To be done:
Repeat word for word the part of the D&D campaign post below from "Filed under: D&D" to "pull it off.".

Session 10, Part 2

By Shamus Posted Sunday Dec 10, 2006

Filed under: D&D Campaign 23 comments

Eomer talks to the captain in charge of this mining camp. Eomer bluffs his way though this, making the captain think that the players were sent from Fol Thron to deal with the rioting and work stoppage. This is made easier by the fact that they do have papers proclaiming them to be in service on the Queen, and the fact that the captain would really rather let someone else handle this. They get a lot of license for how they want to handle the problem.

The players have already decided they want the slaves free. Now they need to figure out how to pull it off.


There isn’t much in the way of fences. The prisoners are kept in place by keeping them on the edge of starvation. If they escaped, where would they go? It would be a long, hard trip north with no food and no supplies if they just ran off. They would need to stay hidden, and find some way to cross the river without using the bridge. So, their hungry bellies keep them from running off. Also, there is the very real threat of reprisals against their fellow slaves. If someone runs off, everyone else gets punished. These two facts keep the slaves in the camp.

Dataset records:
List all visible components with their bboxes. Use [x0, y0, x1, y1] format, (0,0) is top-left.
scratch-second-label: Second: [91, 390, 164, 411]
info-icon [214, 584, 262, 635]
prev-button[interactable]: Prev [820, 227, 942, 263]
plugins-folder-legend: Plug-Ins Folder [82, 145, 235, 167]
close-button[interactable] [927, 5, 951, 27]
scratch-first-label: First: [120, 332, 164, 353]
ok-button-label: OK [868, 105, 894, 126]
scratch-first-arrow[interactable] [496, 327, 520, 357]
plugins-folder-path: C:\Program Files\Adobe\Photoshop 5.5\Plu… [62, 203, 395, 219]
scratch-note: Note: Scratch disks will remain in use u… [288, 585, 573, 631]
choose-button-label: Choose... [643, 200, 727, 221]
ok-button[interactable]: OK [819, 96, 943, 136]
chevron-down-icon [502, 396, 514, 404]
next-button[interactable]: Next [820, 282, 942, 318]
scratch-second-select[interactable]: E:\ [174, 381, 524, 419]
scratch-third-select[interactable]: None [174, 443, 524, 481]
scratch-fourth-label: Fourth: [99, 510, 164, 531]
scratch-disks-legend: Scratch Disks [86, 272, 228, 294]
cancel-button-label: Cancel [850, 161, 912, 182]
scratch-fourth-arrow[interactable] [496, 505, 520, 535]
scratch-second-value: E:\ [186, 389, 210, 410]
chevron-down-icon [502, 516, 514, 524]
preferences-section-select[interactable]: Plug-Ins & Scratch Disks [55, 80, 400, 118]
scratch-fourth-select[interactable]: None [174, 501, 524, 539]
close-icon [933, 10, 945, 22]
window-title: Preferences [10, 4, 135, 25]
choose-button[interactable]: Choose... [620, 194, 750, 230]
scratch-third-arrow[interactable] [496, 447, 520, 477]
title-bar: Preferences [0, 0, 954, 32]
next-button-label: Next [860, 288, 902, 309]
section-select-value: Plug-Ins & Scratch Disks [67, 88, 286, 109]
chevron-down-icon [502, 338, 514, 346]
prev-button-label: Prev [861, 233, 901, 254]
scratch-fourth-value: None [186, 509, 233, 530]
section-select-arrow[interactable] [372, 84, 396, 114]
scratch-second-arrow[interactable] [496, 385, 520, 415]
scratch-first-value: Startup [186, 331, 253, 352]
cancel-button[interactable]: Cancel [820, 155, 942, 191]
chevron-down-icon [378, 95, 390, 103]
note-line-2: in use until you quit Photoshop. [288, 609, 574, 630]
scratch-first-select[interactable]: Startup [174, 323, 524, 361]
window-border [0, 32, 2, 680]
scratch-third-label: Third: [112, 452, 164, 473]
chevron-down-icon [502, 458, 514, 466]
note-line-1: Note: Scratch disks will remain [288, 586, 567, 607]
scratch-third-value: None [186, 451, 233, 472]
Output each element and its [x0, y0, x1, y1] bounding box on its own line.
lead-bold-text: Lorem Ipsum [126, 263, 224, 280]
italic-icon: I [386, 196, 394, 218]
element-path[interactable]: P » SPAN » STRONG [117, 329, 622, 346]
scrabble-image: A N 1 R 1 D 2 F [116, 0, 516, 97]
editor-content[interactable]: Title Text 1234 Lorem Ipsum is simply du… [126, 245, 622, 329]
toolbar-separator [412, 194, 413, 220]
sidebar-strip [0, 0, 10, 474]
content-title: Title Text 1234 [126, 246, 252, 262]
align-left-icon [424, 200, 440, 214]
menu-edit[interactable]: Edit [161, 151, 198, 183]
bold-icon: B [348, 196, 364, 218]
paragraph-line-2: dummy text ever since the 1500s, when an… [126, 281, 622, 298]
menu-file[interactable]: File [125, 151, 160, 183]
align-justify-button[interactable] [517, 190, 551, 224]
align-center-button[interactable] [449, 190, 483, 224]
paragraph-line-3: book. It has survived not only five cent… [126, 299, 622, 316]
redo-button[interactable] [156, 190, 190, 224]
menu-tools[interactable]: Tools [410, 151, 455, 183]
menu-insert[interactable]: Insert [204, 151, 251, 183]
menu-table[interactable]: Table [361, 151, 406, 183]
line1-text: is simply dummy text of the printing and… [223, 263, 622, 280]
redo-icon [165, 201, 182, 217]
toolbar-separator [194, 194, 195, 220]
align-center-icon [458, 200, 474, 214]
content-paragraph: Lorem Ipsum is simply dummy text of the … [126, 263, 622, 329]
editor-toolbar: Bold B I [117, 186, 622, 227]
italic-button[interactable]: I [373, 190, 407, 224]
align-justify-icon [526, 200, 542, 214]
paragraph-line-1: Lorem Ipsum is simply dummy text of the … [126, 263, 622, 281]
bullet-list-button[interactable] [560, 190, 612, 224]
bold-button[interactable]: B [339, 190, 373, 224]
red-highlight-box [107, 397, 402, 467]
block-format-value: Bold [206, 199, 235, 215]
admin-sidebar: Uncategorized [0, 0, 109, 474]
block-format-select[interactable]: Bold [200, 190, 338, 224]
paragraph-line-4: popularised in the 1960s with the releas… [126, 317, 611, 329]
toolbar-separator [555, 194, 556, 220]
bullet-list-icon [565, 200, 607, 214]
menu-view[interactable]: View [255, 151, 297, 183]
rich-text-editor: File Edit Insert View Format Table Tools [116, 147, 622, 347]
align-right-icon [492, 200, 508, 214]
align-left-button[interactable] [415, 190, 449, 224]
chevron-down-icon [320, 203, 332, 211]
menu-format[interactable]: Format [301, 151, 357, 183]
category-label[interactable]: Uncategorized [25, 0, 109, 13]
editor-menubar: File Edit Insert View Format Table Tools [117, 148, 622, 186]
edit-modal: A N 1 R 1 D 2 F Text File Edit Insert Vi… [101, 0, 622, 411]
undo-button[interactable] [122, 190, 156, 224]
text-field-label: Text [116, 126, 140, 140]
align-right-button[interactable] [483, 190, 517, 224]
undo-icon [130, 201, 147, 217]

Response for this exercise:
Filed under: D&D Campaign 23 comments

Eomer talks to the captain in charge of this mining camp. Eomer bluffs his way though this, making the captain think that the players were sent from Fol Thron to deal with the rioting and work stoppage. This is made easier by the fact that they do have papers proclaiming them to be in service on the Queen, and the fact that the captain would really rather let someone else handle this. They get a lot of license for how they want to handle the problem.

The players have already decided they want the slaves free. Now they need to figure out how to pull it off.